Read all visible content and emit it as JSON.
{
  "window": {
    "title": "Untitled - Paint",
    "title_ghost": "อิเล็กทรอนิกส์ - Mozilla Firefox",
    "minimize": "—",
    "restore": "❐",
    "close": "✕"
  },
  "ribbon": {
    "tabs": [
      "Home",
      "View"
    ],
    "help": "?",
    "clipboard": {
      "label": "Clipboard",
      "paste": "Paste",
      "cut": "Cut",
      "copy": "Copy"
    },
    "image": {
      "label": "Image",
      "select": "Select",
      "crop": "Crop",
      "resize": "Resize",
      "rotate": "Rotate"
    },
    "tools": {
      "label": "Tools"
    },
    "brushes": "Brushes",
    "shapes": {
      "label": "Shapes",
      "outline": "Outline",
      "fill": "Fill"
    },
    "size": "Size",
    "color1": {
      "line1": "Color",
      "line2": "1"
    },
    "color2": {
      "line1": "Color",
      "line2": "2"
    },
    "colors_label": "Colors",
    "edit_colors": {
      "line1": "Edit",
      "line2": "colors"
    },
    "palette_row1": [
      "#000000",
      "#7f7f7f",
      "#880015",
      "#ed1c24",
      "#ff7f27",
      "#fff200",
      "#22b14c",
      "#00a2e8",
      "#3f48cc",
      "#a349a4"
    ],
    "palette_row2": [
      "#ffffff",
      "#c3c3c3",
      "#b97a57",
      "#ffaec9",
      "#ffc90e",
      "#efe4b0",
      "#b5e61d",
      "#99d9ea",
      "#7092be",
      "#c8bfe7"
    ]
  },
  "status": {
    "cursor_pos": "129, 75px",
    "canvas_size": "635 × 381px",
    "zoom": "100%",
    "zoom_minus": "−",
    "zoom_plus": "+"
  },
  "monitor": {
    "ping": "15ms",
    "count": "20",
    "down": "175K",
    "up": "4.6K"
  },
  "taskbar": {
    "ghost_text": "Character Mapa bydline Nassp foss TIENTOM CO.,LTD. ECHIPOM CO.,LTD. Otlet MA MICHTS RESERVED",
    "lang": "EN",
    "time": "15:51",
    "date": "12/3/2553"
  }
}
• • • • • • •
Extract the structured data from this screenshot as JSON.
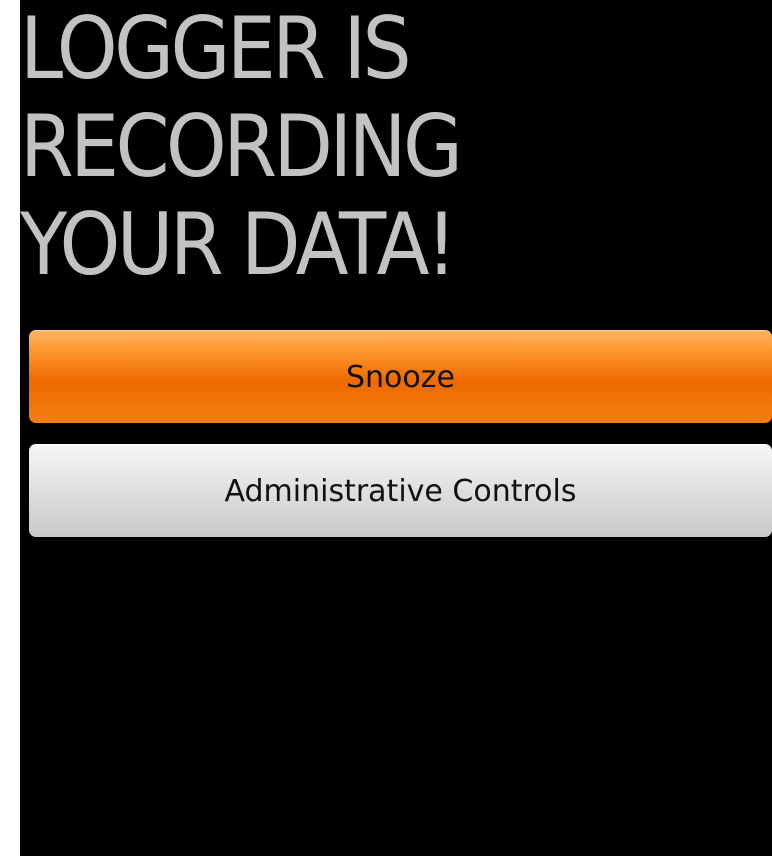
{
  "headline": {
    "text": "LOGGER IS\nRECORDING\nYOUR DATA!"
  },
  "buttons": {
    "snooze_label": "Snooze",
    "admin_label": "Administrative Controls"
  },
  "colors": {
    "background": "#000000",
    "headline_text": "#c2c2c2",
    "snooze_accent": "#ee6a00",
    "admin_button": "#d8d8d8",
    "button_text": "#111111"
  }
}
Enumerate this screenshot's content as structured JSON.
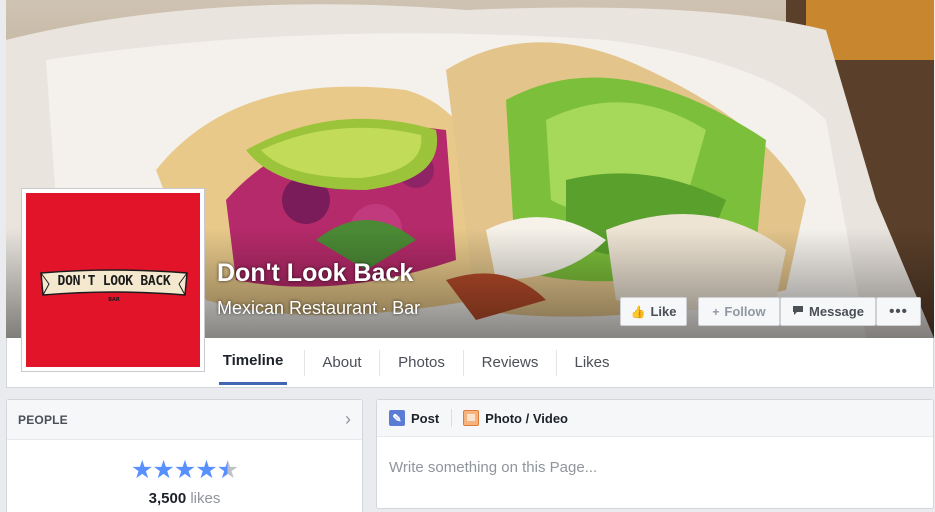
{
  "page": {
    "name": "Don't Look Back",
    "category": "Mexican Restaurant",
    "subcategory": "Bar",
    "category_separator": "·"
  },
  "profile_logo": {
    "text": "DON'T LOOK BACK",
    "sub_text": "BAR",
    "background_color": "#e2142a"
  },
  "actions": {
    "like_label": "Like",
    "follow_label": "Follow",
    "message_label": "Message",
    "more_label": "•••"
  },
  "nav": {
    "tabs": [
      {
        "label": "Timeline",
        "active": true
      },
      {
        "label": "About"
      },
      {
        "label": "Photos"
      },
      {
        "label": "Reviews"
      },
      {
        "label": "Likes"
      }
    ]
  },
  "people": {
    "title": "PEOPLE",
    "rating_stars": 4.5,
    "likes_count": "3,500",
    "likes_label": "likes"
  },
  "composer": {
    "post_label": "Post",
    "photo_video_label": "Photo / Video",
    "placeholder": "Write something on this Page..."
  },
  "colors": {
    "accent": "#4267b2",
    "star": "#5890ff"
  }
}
• • • • • • •
WHAT THE TASK REQUIRES: Scan the entries above and work out how many lines include the word "this"; the reply is that number alone.

RESULT: 3